## Problem description
Count the lines in the entries below that contain the string "测试步骤", treating uppercase and lowercase letters as different. Reply with the number only.

## Rows
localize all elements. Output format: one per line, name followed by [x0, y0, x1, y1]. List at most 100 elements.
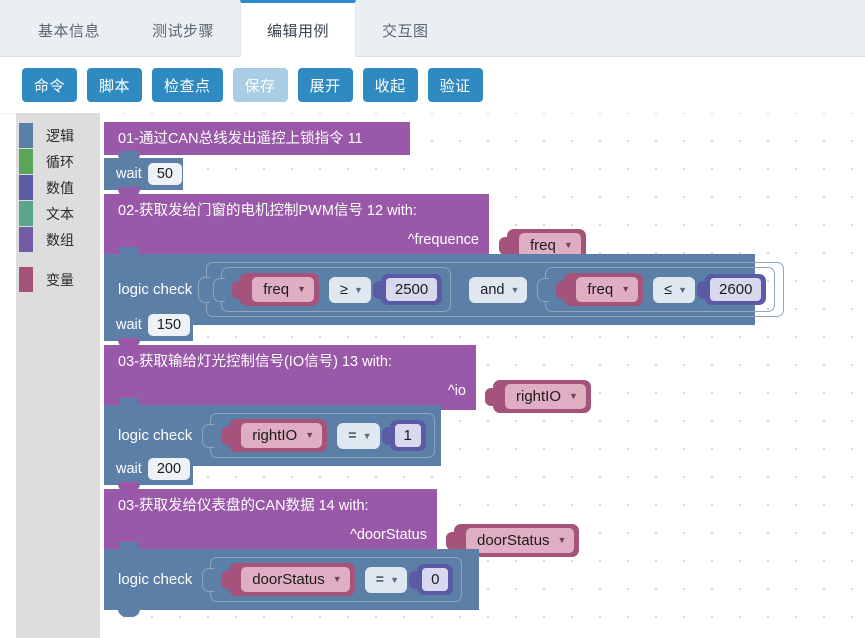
variable-name: rightIO: [516, 388, 562, 405]
chevron-down-icon[interactable]: ▼: [569, 386, 578, 407]
save-button[interactable]: 保存: [232, 68, 288, 102]
blockly-workspace[interactable]: 逻辑 循环 数值 文本 数组 变量 01-通过CAN总线发出遥控上锁指令 11: [0, 113, 865, 638]
category-label: 数值: [46, 180, 74, 196]
category-label: 循环: [46, 154, 74, 170]
category-array[interactable]: 数组: [16, 227, 100, 253]
command-block-02[interactable]: 02-获取发给门窗的电机控制PWM信号 12 with: ^frequence: [104, 187, 489, 266]
collapse-button[interactable]: 收起: [362, 68, 418, 102]
wait-value-field[interactable]: 150: [147, 314, 191, 336]
chevron-down-icon[interactable]: ▼: [510, 280, 519, 300]
category-color-swatch: [19, 175, 33, 200]
category-text[interactable]: 文本: [16, 201, 100, 227]
variable-field-wrap[interactable]: freq ▼: [576, 277, 639, 302]
operator-dropdown-right[interactable]: ≤ ▼: [653, 276, 696, 303]
checkpoint-button[interactable]: 检查点: [152, 68, 223, 102]
chevron-down-icon[interactable]: ▼: [621, 279, 630, 300]
chevron-down-icon[interactable]: ▼: [558, 530, 567, 551]
tab-bar: 基本信息 测试步骤 编辑用例 交互图: [0, 0, 865, 57]
category-loop[interactable]: 循环: [16, 149, 100, 175]
chevron-down-icon[interactable]: ▼: [363, 426, 372, 446]
category-label: 数组: [46, 232, 74, 248]
chevron-down-icon[interactable]: ▼: [678, 280, 687, 300]
variable-block-freq-right[interactable]: freq ▼: [564, 273, 644, 306]
number-value[interactable]: 1: [394, 424, 421, 447]
comparison-group-doorStatus[interactable]: doorStatus ▼ = ▼ 0: [210, 557, 463, 602]
number-block-1[interactable]: 1: [389, 420, 426, 451]
tab-edit-case[interactable]: 编辑用例: [240, 0, 357, 57]
wait-block-3-content: wait 200: [104, 453, 193, 485]
operator-dropdown-rightIO[interactable]: = ▼: [337, 422, 380, 449]
logic-check-1-row: logic check freq ▼ ≥ ▼ 2500 and ▼ freq ▼…: [104, 254, 785, 325]
command-block-03-io[interactable]: 03-获取输给灯光控制信号(IO信号) 13 with: ^io: [104, 338, 476, 417]
variable-field-wrap[interactable]: freq ▼: [252, 277, 314, 302]
variable-block-rightIO-param[interactable]: rightIO ▼: [493, 380, 591, 413]
comparison-group-right[interactable]: freq ▼ ≤ ▼ 2600: [545, 267, 776, 312]
number-block-2500[interactable]: 2500: [380, 274, 443, 305]
logic-join-dropdown[interactable]: and ▼: [469, 276, 528, 303]
logic-check-2-title: logic check: [118, 427, 193, 444]
command-block-03-can[interactable]: 03-获取发给仪表盘的CAN数据 14 with: ^doorStatus: [104, 482, 437, 561]
expand-button[interactable]: 展开: [297, 68, 353, 102]
script-button[interactable]: 脚本: [87, 68, 143, 102]
variable-field-wrap[interactable]: doorStatus ▼: [466, 528, 575, 553]
wait-label: wait: [116, 165, 142, 182]
chevron-down-icon[interactable]: ▼: [305, 425, 314, 446]
category-color-swatch: [19, 227, 33, 252]
variable-field-wrap[interactable]: rightIO ▼: [505, 384, 586, 409]
category-label: 变量: [46, 272, 74, 288]
validate-button[interactable]: 验证: [427, 68, 483, 102]
command-block-01[interactable]: 01-通过CAN总线发出遥控上锁指令 11: [104, 122, 410, 162]
tab-interaction-diagram[interactable]: 交互图: [356, 0, 455, 57]
number-block-0[interactable]: 0: [417, 564, 454, 595]
chevron-down-icon[interactable]: ▼: [564, 235, 573, 256]
logic-check-block-1[interactable]: logic check freq ▼ ≥ ▼ 2500 and ▼ freq ▼…: [104, 247, 785, 332]
comparison-group-left[interactable]: freq ▼ ≥ ▼ 2500: [221, 267, 452, 312]
tab-test-steps[interactable]: 测试步骤: [126, 0, 240, 57]
wait-block-3[interactable]: wait 200: [104, 446, 193, 492]
variable-name: doorStatus: [477, 532, 550, 549]
comparison-group-rightIO[interactable]: rightIO ▼ = ▼ 1: [210, 413, 435, 458]
chevron-down-icon[interactable]: ▼: [390, 570, 399, 590]
command-button[interactable]: 命令: [22, 68, 78, 102]
operator-dropdown-doorStatus[interactable]: = ▼: [364, 566, 408, 593]
chevron-down-icon[interactable]: ▼: [297, 279, 306, 300]
command-block-03-io-param-name: ^io: [447, 383, 466, 399]
logic-check-3-title: logic check: [118, 571, 193, 588]
chevron-down-icon[interactable]: ▼: [354, 280, 363, 300]
block-category-palette: 逻辑 循环 数值 文本 数组 变量: [16, 113, 100, 638]
wait-block-2[interactable]: wait 150: [104, 302, 193, 348]
command-block-03-can-label: 03-获取发给仪表盘的CAN数据 14 with:: [118, 498, 369, 514]
category-variable[interactable]: 变量: [16, 267, 100, 293]
wait-block-1-content: wait 50: [104, 158, 183, 190]
operator-value: =: [348, 427, 357, 444]
variable-field-wrap[interactable]: doorStatus ▼: [241, 567, 350, 592]
number-value[interactable]: 2600: [710, 278, 762, 301]
command-block-02-label: 02-获取发给门窗的电机控制PWM信号 12 with:: [118, 203, 417, 219]
variable-name: rightIO: [252, 427, 298, 444]
tab-basic-info[interactable]: 基本信息: [12, 0, 126, 57]
number-value[interactable]: 0: [422, 568, 449, 591]
category-color-swatch: [19, 149, 33, 174]
logic-check-block-3[interactable]: logic check doorStatus ▼ = ▼ 0: [104, 542, 479, 617]
wait-value-field[interactable]: 50: [147, 163, 182, 185]
wait-block-2-content: wait 150: [104, 309, 193, 341]
chevron-down-icon[interactable]: ▼: [333, 569, 342, 590]
wait-block-1[interactable]: wait 50: [104, 151, 183, 197]
operator-dropdown-left[interactable]: ≥ ▼: [328, 276, 371, 303]
logic-check-1-expression[interactable]: freq ▼ ≥ ▼ 2500 and ▼ freq ▼ ≤ ▼ 2600: [206, 262, 785, 317]
command-block-01-label: 01-通过CAN总线发出遥控上锁指令 11: [118, 131, 363, 147]
category-logic[interactable]: 逻辑: [16, 123, 100, 149]
command-block-03-can-param-name: ^doorStatus: [350, 527, 427, 543]
operator-value: =: [375, 571, 385, 588]
number-value[interactable]: 2500: [385, 278, 438, 301]
variable-block-freq-left[interactable]: freq ▼: [240, 273, 319, 306]
category-label: 逻辑: [46, 128, 74, 144]
wait-label: wait: [116, 460, 142, 477]
variable-block-rightIO[interactable]: rightIO ▼: [229, 419, 328, 452]
wait-value-field[interactable]: 200: [147, 458, 191, 480]
number-block-2600[interactable]: 2600: [705, 274, 767, 305]
category-number[interactable]: 数值: [16, 175, 100, 201]
variable-block-doorStatus[interactable]: doorStatus ▼: [229, 563, 355, 596]
logic-check-1-title: logic check: [118, 281, 193, 298]
variable-field-wrap[interactable]: rightIO ▼: [241, 423, 323, 448]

## Complete output
2